From the material below, list every line containing "this".
>>>>>
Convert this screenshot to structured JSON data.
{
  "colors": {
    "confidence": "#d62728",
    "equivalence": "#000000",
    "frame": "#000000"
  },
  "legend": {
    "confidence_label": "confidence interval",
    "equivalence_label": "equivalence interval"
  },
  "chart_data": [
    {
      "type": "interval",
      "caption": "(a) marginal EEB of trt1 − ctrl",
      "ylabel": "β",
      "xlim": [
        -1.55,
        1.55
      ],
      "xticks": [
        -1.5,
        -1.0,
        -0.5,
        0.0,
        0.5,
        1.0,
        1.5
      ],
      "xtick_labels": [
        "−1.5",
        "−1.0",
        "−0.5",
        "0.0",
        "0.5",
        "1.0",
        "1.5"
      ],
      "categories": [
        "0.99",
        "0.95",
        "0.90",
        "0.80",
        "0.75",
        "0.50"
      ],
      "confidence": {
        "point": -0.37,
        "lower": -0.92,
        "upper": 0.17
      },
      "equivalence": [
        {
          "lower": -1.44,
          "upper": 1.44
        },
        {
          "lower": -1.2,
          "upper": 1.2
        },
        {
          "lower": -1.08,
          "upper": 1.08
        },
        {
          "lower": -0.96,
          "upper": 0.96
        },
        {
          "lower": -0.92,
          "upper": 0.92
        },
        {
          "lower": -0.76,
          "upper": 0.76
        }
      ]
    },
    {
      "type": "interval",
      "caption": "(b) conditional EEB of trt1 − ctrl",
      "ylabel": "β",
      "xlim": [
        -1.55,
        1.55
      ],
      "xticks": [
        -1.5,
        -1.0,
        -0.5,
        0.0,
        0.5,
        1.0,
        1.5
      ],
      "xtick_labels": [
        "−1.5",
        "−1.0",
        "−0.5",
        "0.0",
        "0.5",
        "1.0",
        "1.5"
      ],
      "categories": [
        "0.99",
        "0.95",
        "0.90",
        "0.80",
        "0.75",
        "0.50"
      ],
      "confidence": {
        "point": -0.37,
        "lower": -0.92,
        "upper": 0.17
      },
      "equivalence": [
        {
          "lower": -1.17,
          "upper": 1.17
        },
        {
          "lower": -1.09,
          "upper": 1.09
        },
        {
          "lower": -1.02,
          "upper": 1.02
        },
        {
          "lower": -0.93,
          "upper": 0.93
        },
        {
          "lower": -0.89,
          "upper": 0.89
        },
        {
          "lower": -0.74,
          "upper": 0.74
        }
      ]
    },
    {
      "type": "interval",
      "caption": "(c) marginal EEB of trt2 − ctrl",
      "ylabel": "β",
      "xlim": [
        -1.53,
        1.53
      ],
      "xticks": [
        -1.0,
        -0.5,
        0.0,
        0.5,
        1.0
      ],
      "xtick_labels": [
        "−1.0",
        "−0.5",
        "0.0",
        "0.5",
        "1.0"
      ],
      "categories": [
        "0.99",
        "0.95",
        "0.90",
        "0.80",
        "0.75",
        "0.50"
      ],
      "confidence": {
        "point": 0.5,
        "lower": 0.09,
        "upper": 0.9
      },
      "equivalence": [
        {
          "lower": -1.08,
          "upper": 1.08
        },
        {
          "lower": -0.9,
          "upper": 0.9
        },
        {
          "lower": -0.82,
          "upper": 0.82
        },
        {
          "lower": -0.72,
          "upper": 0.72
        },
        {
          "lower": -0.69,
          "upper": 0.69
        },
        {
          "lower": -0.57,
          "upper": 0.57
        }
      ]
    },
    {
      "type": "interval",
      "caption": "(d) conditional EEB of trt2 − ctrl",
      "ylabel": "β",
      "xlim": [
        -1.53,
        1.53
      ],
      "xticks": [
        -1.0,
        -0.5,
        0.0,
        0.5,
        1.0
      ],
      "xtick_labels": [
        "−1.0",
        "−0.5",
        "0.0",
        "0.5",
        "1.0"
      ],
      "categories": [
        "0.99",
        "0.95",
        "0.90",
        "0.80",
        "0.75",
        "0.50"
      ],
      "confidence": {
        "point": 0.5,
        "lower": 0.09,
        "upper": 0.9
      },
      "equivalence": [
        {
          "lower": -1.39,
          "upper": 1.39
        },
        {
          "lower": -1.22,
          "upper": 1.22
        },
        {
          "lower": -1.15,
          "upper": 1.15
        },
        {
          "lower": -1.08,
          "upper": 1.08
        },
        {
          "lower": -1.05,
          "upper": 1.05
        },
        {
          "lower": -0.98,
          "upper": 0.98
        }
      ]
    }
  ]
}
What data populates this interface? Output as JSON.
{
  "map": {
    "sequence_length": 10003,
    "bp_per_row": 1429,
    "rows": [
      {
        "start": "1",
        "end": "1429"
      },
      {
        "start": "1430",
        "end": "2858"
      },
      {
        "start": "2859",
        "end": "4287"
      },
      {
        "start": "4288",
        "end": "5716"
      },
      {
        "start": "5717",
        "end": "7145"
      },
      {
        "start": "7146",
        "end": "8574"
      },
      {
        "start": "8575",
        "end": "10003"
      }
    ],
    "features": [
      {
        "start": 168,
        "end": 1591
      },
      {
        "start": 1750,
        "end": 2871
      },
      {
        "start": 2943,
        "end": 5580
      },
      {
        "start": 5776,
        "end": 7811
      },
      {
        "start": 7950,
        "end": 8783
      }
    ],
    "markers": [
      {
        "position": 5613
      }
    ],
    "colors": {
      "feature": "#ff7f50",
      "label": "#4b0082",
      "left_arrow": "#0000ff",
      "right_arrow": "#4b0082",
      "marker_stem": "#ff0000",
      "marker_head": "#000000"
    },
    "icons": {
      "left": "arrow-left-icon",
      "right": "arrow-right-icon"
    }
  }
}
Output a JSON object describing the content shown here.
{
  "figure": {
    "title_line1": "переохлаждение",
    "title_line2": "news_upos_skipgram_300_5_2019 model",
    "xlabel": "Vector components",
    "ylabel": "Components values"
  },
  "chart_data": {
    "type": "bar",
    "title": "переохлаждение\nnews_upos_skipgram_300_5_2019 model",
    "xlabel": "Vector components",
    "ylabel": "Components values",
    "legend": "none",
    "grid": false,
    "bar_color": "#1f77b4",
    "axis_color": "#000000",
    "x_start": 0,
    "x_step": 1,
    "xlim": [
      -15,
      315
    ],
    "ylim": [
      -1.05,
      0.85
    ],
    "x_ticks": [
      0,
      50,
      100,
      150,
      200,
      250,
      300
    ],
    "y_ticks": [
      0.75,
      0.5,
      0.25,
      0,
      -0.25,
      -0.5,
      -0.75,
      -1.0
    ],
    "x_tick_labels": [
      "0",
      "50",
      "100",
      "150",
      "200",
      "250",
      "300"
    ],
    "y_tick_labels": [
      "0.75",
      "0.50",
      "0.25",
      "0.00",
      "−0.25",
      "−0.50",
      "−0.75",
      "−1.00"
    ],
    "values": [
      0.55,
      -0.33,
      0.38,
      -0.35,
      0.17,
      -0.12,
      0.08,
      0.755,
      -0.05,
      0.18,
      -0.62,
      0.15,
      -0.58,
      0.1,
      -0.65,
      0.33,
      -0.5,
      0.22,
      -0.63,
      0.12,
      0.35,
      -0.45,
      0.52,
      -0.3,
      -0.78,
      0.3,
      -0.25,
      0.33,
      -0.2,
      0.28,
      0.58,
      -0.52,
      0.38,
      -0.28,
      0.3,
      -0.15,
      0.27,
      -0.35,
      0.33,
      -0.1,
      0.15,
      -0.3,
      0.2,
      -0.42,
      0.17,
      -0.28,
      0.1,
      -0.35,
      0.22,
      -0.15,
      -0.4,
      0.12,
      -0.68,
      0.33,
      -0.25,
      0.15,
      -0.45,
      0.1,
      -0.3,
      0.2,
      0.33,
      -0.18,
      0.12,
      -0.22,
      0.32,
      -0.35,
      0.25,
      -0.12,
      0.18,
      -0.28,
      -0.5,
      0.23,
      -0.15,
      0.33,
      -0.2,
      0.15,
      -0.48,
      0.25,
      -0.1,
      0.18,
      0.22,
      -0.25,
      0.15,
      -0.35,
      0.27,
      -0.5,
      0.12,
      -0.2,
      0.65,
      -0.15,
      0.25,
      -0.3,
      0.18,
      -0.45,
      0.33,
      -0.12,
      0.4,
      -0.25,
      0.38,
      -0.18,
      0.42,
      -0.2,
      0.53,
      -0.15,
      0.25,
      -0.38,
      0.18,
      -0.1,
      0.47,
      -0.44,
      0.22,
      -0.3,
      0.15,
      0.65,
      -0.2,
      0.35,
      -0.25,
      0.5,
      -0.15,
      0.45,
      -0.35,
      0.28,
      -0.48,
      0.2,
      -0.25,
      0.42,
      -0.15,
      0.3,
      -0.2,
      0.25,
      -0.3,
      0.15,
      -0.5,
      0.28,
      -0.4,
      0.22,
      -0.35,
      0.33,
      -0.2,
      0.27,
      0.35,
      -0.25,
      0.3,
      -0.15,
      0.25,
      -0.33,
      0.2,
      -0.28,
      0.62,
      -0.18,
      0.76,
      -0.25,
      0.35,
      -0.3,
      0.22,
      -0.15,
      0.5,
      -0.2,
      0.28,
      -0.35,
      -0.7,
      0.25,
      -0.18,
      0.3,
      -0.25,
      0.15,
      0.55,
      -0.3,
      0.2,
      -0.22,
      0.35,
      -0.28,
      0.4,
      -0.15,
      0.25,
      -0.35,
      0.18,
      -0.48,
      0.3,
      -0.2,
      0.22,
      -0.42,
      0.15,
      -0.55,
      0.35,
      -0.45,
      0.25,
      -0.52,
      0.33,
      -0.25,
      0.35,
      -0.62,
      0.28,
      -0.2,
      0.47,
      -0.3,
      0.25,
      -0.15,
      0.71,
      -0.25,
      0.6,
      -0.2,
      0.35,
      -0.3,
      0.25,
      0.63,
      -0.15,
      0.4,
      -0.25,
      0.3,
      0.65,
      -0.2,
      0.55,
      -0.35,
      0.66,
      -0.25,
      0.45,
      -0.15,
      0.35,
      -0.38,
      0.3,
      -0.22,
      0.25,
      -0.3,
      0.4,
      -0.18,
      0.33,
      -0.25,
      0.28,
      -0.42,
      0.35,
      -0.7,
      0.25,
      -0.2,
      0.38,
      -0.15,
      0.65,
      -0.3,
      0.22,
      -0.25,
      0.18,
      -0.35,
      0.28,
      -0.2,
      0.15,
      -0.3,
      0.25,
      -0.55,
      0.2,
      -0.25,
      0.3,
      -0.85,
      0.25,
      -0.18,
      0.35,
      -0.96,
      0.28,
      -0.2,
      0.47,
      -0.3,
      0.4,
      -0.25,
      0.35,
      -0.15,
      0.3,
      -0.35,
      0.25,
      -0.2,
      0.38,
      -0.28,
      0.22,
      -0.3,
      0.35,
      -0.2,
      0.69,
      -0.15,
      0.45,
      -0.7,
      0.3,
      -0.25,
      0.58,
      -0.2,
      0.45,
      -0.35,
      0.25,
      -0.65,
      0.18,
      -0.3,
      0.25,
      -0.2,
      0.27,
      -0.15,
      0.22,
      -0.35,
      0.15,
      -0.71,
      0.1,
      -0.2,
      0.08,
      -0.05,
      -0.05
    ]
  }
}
<<<<<
Solution to the exercise -
Convert this screenshot to structured JSON data.
What data populates this interface? Output as JSON.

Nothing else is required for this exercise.